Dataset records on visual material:

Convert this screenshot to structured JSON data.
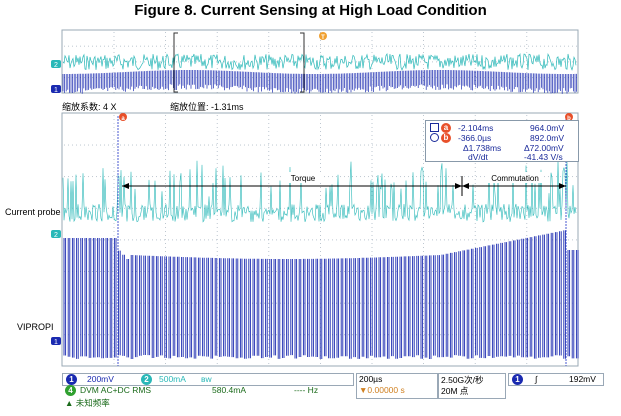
{
  "figure_title": "Figure 8. Current Sensing at High Load Condition",
  "overview": {
    "marker_label": "T",
    "channel_2_marker": "2",
    "channel_1_marker": "1"
  },
  "zoom_info": {
    "factor_label": "缩放系数: 4 X",
    "position_label": "缩放位置: -1.31ms"
  },
  "main": {
    "cursor_a_label": "a",
    "cursor_b_label": "b",
    "torque_label": "Torque",
    "commutation_label": "Commutation",
    "ch2_marker": "2",
    "ch1_marker": "1"
  },
  "side_labels": {
    "current_probe": "Current probe",
    "vipropi": "VIPROPI"
  },
  "cursor_readout": {
    "row1_time": "-2.104ms",
    "row1_value": "964.0mV",
    "row2_time": "-366.0µs",
    "row2_value": "892.0mV",
    "delta_time": "Δ1.738ms",
    "delta_value": "Δ72.00mV",
    "slope_label": "dV/dt",
    "slope_value": "-41.43 V/s",
    "a_marker": "a",
    "b_marker": "b"
  },
  "status": {
    "ch1_number": "1",
    "ch1_scale": "200mV",
    "ch2_number": "2",
    "ch2_scale": "500mA",
    "ch2_suffix": "ᴮ𝗐",
    "dvm_number": "4",
    "dvm_label": "DVM AC+DC RMS",
    "dvm_value": "580.4mA",
    "dvm_freq": "---- Hz",
    "bottom_cut": "▲ 未知频率",
    "timebase": "200µs",
    "trigger_offset": "▼0.00000 s",
    "sample_rate": "2.50G次/秒",
    "record_length": "20M 点",
    "trig_channel": "1",
    "trig_level": "192mV"
  },
  "colors": {
    "grid_bg": "#ffffff",
    "grid_line": "#b8c4cf",
    "ch1": "#1a2ab0",
    "ch2": "#2ab8b8",
    "cursor_orange": "#e8502a",
    "trigger_orange": "#f0a030"
  }
}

### REQUIRED WORK
Print the whole listing above once more, word for word, without its pictures.

### TASK RESULT
Convert this screenshot to structured JSON data.
{
  "figure_title": "Figure 8. Current Sensing at High Load Condition",
  "overview": {
    "marker_label": "T",
    "channel_2_marker": "2",
    "channel_1_marker": "1"
  },
  "zoom_info": {
    "factor_label": "缩放系数: 4 X",
    "position_label": "缩放位置: -1.31ms"
  },
  "main": {
    "cursor_a_label": "a",
    "cursor_b_label": "b",
    "torque_label": "Torque",
    "commutation_label": "Commutation",
    "ch2_marker": "2",
    "ch1_marker": "1"
  },
  "side_labels": {
    "current_probe": "Current probe",
    "vipropi": "VIPROPI"
  },
  "cursor_readout": {
    "row1_time": "-2.104ms",
    "row1_value": "964.0mV",
    "row2_time": "-366.0µs",
    "row2_value": "892.0mV",
    "delta_time": "Δ1.738ms",
    "delta_value": "Δ72.00mV",
    "slope_label": "dV/dt",
    "slope_value": "-41.43 V/s",
    "a_marker": "a",
    "b_marker": "b"
  },
  "status": {
    "ch1_number": "1",
    "ch1_scale": "200mV",
    "ch2_number": "2",
    "ch2_scale": "500mA",
    "ch2_suffix": "ᴮ𝗐",
    "dvm_number": "4",
    "dvm_label": "DVM AC+DC RMS",
    "dvm_value": "580.4mA",
    "dvm_freq": "---- Hz",
    "bottom_cut": "▲ 未知频率",
    "timebase": "200µs",
    "trigger_offset": "▼0.00000 s",
    "sample_rate": "2.50G次/秒",
    "record_length": "20M 点",
    "trig_channel": "1",
    "trig_level": "192mV"
  },
  "colors": {
    "grid_bg": "#ffffff",
    "grid_line": "#b8c4cf",
    "ch1": "#1a2ab0",
    "ch2": "#2ab8b8",
    "cursor_orange": "#e8502a",
    "trigger_orange": "#f0a030"
  }
}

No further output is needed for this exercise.